**Written exercise:** Set down the data below without change, skipping the pictures it holds.

----- Records for this task

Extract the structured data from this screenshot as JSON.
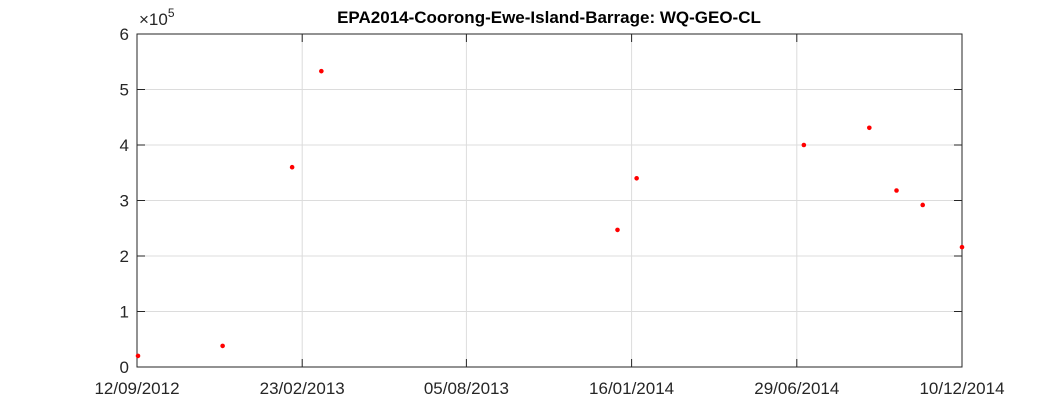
{
  "chart_data": {
    "type": "scatter",
    "title": "EPA2014-Coorong-Ewe-Island-Barrage: WQ-GEO-CL",
    "xlabel": "",
    "ylabel": "",
    "x_axis_type": "date",
    "xlim": [
      "2012-09-12",
      "2014-12-10"
    ],
    "x_ticks": [
      "2012-09-12",
      "2013-02-23",
      "2013-08-05",
      "2014-01-16",
      "2014-06-29",
      "2014-12-10"
    ],
    "x_tick_labels": [
      "12/09/2012",
      "23/02/2013",
      "05/08/2013",
      "16/01/2014",
      "29/06/2014",
      "10/12/2014"
    ],
    "ylim": [
      0,
      600000
    ],
    "y_ticks": [
      0,
      100000,
      200000,
      300000,
      400000,
      500000,
      600000
    ],
    "y_tick_labels": [
      "0",
      "1",
      "2",
      "3",
      "4",
      "5",
      "6"
    ],
    "y_exponent_label": "×10",
    "y_exponent_power": "5",
    "grid": true,
    "marker_color": "#ff0000",
    "series": [
      {
        "x": [
          "2012-09-13",
          "2012-12-06",
          "2013-02-13",
          "2013-03-14",
          "2014-01-02",
          "2014-01-21",
          "2014-07-06",
          "2014-09-09",
          "2014-10-06",
          "2014-11-01",
          "2014-12-10"
        ],
        "y": [
          20000,
          38000,
          360000,
          533000,
          247000,
          340000,
          400000,
          431000,
          318000,
          292000,
          216000
        ]
      }
    ]
  }
}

----------

**Problem solution:**
Extract the structured data from this screenshot as JSON.
{
  "chart_data": {
    "type": "scatter",
    "title": "EPA2014-Coorong-Ewe-Island-Barrage: WQ-GEO-CL",
    "xlabel": "",
    "ylabel": "",
    "x_axis_type": "date",
    "xlim": [
      "2012-09-12",
      "2014-12-10"
    ],
    "x_ticks": [
      "2012-09-12",
      "2013-02-23",
      "2013-08-05",
      "2014-01-16",
      "2014-06-29",
      "2014-12-10"
    ],
    "x_tick_labels": [
      "12/09/2012",
      "23/02/2013",
      "05/08/2013",
      "16/01/2014",
      "29/06/2014",
      "10/12/2014"
    ],
    "ylim": [
      0,
      600000
    ],
    "y_ticks": [
      0,
      100000,
      200000,
      300000,
      400000,
      500000,
      600000
    ],
    "y_tick_labels": [
      "0",
      "1",
      "2",
      "3",
      "4",
      "5",
      "6"
    ],
    "y_exponent_label": "×10",
    "y_exponent_power": "5",
    "grid": true,
    "marker_color": "#ff0000",
    "series": [
      {
        "x": [
          "2012-09-13",
          "2012-12-06",
          "2013-02-13",
          "2013-03-14",
          "2014-01-02",
          "2014-01-21",
          "2014-07-06",
          "2014-09-09",
          "2014-10-06",
          "2014-11-01",
          "2014-12-10"
        ],
        "y": [
          20000,
          38000,
          360000,
          533000,
          247000,
          340000,
          400000,
          431000,
          318000,
          292000,
          216000
        ]
      }
    ]
  }
}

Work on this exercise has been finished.